§ **DATA ROWS**:

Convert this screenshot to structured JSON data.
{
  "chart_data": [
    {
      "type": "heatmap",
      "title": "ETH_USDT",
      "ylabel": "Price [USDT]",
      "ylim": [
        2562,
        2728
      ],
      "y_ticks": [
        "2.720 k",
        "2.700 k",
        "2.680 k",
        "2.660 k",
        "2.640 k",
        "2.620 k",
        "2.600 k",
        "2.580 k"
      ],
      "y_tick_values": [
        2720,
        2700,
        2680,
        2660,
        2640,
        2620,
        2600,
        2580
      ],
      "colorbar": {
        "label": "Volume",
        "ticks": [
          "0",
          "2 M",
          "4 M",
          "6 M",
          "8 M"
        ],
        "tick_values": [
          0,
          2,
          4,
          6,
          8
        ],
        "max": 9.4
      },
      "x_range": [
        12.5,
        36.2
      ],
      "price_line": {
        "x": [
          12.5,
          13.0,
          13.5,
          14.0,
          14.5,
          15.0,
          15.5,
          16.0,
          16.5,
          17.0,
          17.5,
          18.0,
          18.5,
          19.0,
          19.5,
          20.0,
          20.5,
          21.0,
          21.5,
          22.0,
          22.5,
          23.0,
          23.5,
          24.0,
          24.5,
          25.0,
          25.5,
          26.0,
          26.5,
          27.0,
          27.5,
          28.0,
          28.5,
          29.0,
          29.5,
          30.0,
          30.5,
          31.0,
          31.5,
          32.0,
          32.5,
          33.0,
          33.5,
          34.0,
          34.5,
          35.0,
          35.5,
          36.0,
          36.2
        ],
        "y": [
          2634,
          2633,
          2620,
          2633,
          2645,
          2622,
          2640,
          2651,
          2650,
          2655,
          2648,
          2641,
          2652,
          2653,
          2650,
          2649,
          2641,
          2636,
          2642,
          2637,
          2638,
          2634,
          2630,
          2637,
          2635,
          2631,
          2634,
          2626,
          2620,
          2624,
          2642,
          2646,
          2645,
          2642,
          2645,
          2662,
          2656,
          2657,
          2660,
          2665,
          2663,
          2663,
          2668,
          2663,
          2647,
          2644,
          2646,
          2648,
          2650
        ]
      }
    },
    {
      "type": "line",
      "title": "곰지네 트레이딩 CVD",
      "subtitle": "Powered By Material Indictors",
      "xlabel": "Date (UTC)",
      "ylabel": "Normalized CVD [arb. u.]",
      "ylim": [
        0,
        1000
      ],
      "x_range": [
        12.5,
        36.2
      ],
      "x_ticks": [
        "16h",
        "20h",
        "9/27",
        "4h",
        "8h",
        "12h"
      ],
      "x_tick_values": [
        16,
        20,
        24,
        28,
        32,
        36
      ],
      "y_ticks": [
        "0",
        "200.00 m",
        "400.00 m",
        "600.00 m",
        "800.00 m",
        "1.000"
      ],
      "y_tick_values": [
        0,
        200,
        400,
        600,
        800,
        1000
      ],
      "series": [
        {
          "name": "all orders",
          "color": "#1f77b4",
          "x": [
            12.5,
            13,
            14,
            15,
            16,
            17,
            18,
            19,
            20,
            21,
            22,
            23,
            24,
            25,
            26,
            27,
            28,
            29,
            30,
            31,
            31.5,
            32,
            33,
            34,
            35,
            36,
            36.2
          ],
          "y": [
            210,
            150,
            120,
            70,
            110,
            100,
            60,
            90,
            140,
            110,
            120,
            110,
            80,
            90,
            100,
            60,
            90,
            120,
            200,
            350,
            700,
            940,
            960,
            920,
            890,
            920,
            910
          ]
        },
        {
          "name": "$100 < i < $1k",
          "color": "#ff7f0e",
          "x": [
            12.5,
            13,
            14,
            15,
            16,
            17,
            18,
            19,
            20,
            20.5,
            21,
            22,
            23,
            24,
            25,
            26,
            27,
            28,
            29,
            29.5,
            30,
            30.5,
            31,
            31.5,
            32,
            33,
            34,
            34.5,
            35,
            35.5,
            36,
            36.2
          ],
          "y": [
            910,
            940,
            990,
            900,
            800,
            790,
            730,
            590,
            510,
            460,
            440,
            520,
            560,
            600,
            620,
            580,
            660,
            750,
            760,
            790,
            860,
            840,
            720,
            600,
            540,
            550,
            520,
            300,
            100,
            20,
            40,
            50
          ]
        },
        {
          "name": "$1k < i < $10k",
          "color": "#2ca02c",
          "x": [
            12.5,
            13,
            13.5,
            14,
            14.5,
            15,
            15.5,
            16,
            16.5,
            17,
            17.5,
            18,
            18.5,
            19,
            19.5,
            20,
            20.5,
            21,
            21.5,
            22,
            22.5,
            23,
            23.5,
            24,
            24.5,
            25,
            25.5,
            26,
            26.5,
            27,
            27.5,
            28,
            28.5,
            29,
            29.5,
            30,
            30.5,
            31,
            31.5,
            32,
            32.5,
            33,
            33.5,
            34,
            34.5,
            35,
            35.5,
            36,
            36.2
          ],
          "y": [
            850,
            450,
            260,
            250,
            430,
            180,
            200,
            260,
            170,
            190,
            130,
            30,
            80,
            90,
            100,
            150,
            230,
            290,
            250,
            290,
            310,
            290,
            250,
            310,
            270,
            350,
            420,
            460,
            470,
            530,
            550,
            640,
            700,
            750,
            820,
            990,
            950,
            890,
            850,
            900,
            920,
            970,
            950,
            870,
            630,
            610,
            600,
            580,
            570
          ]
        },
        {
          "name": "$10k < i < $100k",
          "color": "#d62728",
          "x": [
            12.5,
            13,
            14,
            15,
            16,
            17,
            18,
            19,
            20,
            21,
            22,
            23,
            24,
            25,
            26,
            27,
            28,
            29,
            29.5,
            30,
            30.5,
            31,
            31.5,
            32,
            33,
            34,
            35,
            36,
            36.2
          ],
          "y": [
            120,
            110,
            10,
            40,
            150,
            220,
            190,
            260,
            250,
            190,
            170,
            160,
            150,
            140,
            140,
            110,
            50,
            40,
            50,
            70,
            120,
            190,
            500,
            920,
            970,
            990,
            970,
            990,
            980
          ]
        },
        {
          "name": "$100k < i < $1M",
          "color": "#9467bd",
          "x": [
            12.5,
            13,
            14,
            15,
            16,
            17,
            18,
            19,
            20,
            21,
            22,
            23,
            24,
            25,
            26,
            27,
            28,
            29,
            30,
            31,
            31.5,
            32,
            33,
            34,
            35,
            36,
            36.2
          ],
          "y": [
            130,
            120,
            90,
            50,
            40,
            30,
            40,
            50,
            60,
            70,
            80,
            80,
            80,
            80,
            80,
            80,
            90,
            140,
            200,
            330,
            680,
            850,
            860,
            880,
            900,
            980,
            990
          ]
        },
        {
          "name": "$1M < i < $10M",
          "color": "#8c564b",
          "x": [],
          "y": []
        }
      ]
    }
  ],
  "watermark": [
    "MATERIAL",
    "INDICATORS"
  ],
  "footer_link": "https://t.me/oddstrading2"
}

§ **DIRECTIONS**: Identify which lines contain the word "name" and copy each one.

§ **THE SOLUTION**:
          "name": "all orders",
          "name": "$100 < i < $1k",
          "name": "$1k < i < $10k",
          "name": "$10k < i < $100k",
          "name": "$100k < i < $1M",
          "name": "$1M < i < $10M",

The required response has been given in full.